### Listing
-.-.-

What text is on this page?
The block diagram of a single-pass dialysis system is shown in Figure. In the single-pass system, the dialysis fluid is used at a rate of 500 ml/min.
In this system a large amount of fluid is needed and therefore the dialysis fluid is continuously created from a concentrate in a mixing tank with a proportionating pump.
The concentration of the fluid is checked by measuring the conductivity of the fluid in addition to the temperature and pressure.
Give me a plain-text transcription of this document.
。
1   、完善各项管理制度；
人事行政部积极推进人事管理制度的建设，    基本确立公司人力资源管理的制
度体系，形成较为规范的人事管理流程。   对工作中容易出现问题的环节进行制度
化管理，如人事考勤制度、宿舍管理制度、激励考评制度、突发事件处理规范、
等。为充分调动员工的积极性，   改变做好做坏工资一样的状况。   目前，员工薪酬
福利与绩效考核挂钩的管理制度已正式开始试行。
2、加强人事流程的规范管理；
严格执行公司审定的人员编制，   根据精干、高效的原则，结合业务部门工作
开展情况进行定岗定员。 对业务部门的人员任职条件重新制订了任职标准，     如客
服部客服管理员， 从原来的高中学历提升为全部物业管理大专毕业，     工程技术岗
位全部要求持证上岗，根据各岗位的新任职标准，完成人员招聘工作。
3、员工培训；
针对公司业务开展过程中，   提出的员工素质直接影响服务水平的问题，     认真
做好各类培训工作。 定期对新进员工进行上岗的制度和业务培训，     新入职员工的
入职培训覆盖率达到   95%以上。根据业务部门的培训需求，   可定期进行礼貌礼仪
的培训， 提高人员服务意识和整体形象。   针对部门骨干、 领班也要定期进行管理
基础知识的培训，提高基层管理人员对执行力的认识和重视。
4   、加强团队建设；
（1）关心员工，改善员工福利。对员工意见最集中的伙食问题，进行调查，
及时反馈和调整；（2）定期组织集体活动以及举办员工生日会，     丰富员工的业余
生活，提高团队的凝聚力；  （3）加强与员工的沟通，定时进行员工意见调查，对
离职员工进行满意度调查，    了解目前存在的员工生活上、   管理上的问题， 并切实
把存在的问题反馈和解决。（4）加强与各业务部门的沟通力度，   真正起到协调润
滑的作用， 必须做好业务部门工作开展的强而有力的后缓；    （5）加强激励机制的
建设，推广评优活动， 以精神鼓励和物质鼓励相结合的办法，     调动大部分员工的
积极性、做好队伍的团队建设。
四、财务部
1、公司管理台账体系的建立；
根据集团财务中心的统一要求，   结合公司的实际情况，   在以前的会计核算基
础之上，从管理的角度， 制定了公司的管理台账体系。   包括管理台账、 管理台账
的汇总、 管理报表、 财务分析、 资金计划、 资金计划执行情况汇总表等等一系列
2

-.-.-

### What you have to do
State the number of lines that contain the string "this", with no other words.

### The completed task
3